- **WHAT IS BEING ASKED**: Every record below should be written out exactly; pictures stay out.

- **DATASET RECORDS**:
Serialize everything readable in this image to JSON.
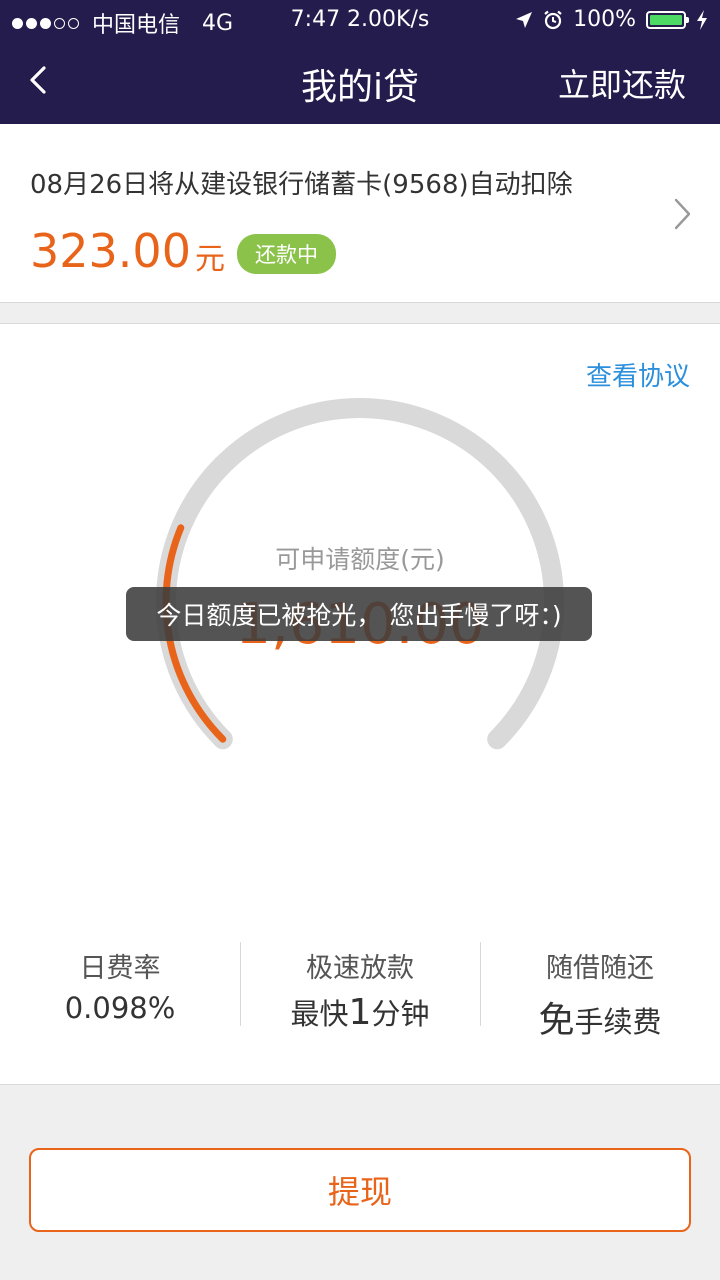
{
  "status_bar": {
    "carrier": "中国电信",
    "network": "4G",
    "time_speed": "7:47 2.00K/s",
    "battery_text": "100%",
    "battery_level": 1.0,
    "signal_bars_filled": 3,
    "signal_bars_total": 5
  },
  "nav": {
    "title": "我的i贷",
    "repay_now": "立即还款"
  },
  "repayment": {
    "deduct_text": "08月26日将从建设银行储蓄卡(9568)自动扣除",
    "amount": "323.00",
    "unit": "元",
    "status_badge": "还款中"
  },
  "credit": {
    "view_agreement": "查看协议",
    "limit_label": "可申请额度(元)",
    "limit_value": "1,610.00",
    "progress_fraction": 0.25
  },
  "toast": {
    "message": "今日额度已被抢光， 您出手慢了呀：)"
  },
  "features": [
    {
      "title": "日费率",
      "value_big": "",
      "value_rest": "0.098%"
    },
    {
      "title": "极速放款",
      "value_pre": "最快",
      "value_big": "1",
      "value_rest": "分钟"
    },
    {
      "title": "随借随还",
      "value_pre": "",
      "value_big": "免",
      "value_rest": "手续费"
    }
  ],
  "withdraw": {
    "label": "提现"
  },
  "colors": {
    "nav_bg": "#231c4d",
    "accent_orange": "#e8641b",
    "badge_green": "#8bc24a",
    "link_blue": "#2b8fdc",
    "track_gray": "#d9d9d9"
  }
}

- **SOLUTION TO THIS TASK**:
Serialize everything readable in this image to JSON.
{
  "status_bar": {
    "carrier": "中国电信",
    "network": "4G",
    "time_speed": "7:47 2.00K/s",
    "battery_text": "100%",
    "battery_level": 1.0,
    "signal_bars_filled": 3,
    "signal_bars_total": 5
  },
  "nav": {
    "title": "我的i贷",
    "repay_now": "立即还款"
  },
  "repayment": {
    "deduct_text": "08月26日将从建设银行储蓄卡(9568)自动扣除",
    "amount": "323.00",
    "unit": "元",
    "status_badge": "还款中"
  },
  "credit": {
    "view_agreement": "查看协议",
    "limit_label": "可申请额度(元)",
    "limit_value": "1,610.00",
    "progress_fraction": 0.25
  },
  "toast": {
    "message": "今日额度已被抢光， 您出手慢了呀：)"
  },
  "features": [
    {
      "title": "日费率",
      "value_big": "",
      "value_rest": "0.098%"
    },
    {
      "title": "极速放款",
      "value_pre": "最快",
      "value_big": "1",
      "value_rest": "分钟"
    },
    {
      "title": "随借随还",
      "value_pre": "",
      "value_big": "免",
      "value_rest": "手续费"
    }
  ],
  "withdraw": {
    "label": "提现"
  },
  "colors": {
    "nav_bg": "#231c4d",
    "accent_orange": "#e8641b",
    "badge_green": "#8bc24a",
    "link_blue": "#2b8fdc",
    "track_gray": "#d9d9d9"
  }
}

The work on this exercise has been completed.